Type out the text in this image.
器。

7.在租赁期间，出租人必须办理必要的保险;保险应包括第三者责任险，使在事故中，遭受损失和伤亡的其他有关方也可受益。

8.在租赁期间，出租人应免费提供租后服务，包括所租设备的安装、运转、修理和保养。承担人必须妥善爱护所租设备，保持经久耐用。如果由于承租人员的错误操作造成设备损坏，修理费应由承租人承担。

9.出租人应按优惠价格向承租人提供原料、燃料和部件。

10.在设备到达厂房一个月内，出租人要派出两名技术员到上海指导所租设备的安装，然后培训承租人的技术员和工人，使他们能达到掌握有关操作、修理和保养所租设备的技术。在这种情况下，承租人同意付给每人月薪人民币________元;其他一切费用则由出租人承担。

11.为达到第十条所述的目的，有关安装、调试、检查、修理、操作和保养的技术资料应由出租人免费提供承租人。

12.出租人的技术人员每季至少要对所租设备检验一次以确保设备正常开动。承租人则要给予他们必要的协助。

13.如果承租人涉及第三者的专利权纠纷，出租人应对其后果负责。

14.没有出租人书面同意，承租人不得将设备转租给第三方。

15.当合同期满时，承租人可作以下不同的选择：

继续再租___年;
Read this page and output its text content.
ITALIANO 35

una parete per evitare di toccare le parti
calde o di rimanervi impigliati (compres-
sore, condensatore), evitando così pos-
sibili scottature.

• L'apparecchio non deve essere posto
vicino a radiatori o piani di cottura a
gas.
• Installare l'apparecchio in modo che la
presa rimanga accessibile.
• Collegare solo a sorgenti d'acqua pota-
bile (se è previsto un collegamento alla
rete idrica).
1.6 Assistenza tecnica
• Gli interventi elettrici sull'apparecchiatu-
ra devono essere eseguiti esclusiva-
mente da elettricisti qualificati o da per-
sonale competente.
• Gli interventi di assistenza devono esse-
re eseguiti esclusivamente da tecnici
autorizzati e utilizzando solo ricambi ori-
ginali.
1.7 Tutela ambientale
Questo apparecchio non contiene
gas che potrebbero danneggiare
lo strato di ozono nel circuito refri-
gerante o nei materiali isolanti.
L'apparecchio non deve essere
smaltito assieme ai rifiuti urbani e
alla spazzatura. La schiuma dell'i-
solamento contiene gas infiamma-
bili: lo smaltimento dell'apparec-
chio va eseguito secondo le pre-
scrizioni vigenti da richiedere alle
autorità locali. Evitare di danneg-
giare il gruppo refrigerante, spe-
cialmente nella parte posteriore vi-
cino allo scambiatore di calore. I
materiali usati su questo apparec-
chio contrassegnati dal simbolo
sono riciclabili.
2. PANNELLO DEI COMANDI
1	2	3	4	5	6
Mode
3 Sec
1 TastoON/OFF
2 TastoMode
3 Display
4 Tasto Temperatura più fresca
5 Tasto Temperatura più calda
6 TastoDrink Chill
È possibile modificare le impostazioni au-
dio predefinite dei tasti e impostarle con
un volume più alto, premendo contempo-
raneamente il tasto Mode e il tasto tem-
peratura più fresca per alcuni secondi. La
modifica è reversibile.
☆ ☆ ☆ ☆ ☆
Copy out each line in the listing that has the word "eseguiti".

• **Output for this exercise**:
ra devono essere eseguiti esclusiva-
re eseguiti esclusivamente da tecnici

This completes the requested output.